--- Texto de origem ---
# # # # # # #
No último dia 14 de setembro, Érika fez um vídeo nas redes sociais denunciando o descumprimento da lei municipal n°12.515, de 2019. A legislação obriga estabelecimentos públicos e privados de Porto Alegre a inserir o símbolo do Transtorno do Espectro Autista (TEA) nas placas de atendimento prioritário. O prazo para a implementação da medida era de doze meses a partir da data de publicação, em fevereiro de 2019. 
“Eu fico abismada. Como é que o próprio município desrespeita uma lei do município, né? Uma lei que foi sancionada há tantos anos. Hoje, a gente entra em qualquer Unidade Básica de Saúde (UBS) de Porto Alegre e nenhuma delas tem a placa do atendimento prioritário”, explica a influenciadora. 
A presidente da Associação de Familiares e Amigos de Pessoas com Autismo (AFAPA) de Porto Alegre, Nara Pinheiro, sentiu isso na prática. “As pessoas vão passando e o teu filho vai ficando ali”, ressalta.
Nara relata que recentemente precisou solicitar o atendimento prioritário para o filho, de 15 anos, no Centro de Saúde Santa Marta, situado no bairro Centro Histórico. Apesar da solicitação, o adolescente não recebeu prioridade e precisou ficar aguardando.  
“E aí, o que aconteceu? Eu fiz uma reclamação na Secretaria da Saúde, e veio um retorno, dizendo que eles iriam tomar todas as providências a respeito do atendimento prioritário”, disse a mãe atípica.
O descumprimento da lei municipal n°12.515 não é exclusividade das UBSs. Em Porto Alegre, o símbolo do Transtorno do Espectro Autista está presente apenas nas placas do transporte público e em algumas redes de supermercados, bancos, restaurantes e órgãos públicos. Esses espaços, contudo, são a exceção e não a regra
Para a presidente da AFAPA, o cumprimento da lei é essencial. “O símbolo demonstra que as pessoas precisam respeitar aquele indivíduo que está chegando ali e atendê-lo da melhor forma humanizada possível, A criança, o adolescente e o adulto, às vezes, já chegam com medo por não saber como vai ser o atendimento”, destaca Nara.
Érika, por sua vez, diz que o atendimento prioritário pode até parecer “detalhe”, mas é uma medida importante para evitar o sofrimento de pessoas com autismo. “Muitas vezes, as nossas idas a UBSs, bancos, repartições públicas ou até supermercados se transformam em momentos de muita angústia, porque nos gera sobrecarga sensorial e crise”, explica
“Nós temos grupos de acolhimento pelo WhatsApp e, diariamente, tem mãe falando sobre a demora no tempo de espera para o atendimento dos seus filhos. Essa lei ainda está muito no papel ainda”, completa Nara. 
De acordo com o diretor de Acessibilidade e Inclusão Social de Porto Alegre, William Tempel, a lei municipal n°12.515 é um desdobramento de uma lei nacional. “Já existe lei de atendimento prioritário para pessoas com deficiência, porque não diferentemente o TEA é considerado uma deficiência”, destaca.
# # # # # # #
--- Tarefa proposta ---
Reproduza tudo o que vai de "A presidente da Associação" até "precisou ficar aguardando." no texto de origem, trocando "adolescente" por "jovem".
# # # # # # #
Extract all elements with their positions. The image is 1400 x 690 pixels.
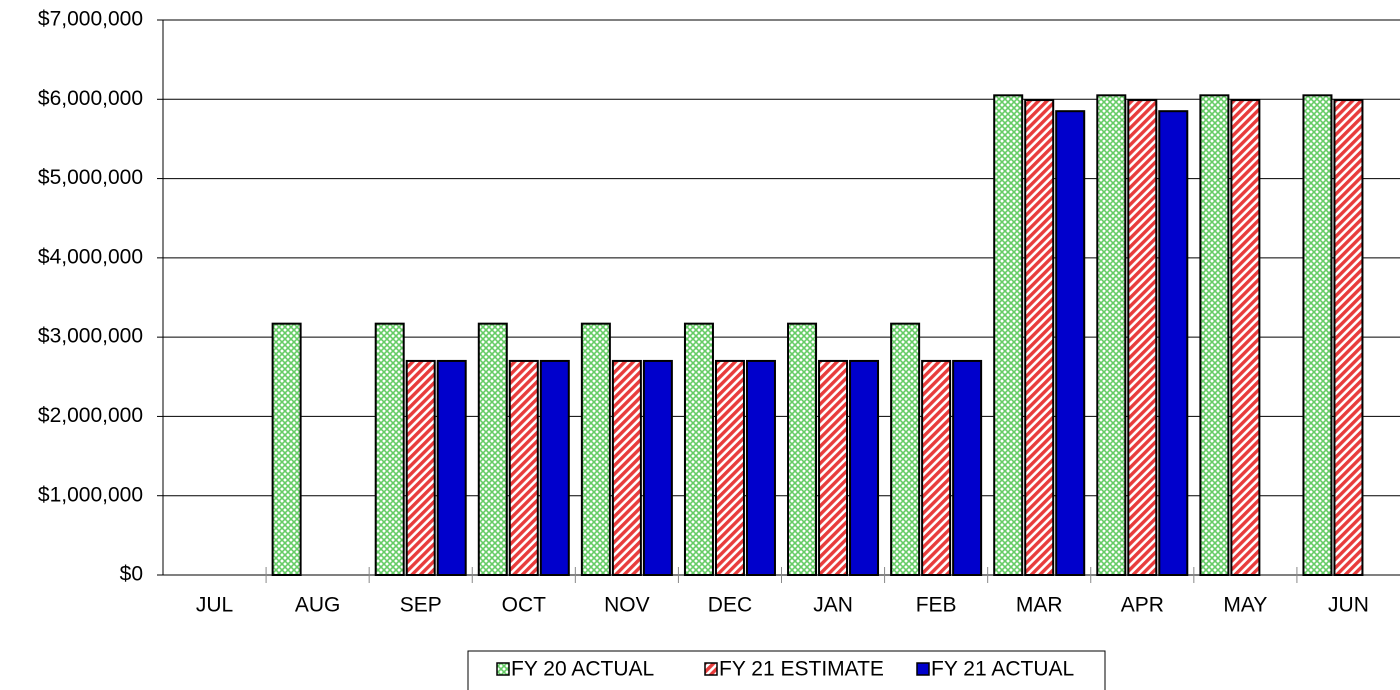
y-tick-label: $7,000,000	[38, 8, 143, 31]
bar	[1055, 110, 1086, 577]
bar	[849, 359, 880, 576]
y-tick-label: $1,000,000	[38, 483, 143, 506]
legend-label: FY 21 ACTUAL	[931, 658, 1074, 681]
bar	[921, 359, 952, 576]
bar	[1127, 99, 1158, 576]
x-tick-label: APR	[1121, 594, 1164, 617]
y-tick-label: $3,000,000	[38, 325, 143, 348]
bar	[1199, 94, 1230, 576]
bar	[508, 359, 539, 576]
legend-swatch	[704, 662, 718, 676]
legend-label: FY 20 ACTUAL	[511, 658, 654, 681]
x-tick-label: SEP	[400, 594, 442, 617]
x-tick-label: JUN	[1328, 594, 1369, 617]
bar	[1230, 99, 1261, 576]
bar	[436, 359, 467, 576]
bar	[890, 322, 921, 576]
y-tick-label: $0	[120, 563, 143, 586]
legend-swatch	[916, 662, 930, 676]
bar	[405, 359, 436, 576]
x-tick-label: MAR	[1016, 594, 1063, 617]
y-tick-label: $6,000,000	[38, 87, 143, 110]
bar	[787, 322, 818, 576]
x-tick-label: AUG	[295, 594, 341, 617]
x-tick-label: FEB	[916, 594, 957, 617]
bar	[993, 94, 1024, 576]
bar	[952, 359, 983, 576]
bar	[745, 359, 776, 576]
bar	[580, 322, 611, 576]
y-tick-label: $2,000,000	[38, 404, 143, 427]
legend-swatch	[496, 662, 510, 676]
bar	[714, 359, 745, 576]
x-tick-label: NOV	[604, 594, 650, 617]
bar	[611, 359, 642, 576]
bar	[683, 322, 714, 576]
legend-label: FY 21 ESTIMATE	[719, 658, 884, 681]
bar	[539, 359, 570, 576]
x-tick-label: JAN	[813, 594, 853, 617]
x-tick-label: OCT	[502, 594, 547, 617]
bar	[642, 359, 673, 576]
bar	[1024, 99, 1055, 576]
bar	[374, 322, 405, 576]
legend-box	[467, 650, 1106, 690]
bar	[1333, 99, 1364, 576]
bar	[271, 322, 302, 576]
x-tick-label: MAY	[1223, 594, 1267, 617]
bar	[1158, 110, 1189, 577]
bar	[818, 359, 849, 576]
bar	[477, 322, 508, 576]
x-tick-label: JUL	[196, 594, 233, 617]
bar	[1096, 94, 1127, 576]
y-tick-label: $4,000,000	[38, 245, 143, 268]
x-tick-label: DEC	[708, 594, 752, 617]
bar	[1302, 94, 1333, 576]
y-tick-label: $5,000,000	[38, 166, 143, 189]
# # # # # # #
--- Resposta ---
A presidente da Associação de Familiares e Amigos de Pessoas com Autismo (AFAPA) de Porto Alegre, Nara Pinheiro, sentiu isso na prática. “As pessoas vão passando e o teu filho vai ficando ali”, ressalta.
Nara relata que recentemente precisou solicitar o atendimento prioritário para o filho, de 15 anos, no Centro de Saúde Santa Marta, situado no bairro Centro Histórico. Apesar da solicitação, o jovem não recebeu prioridade e precisou ficar aguardando.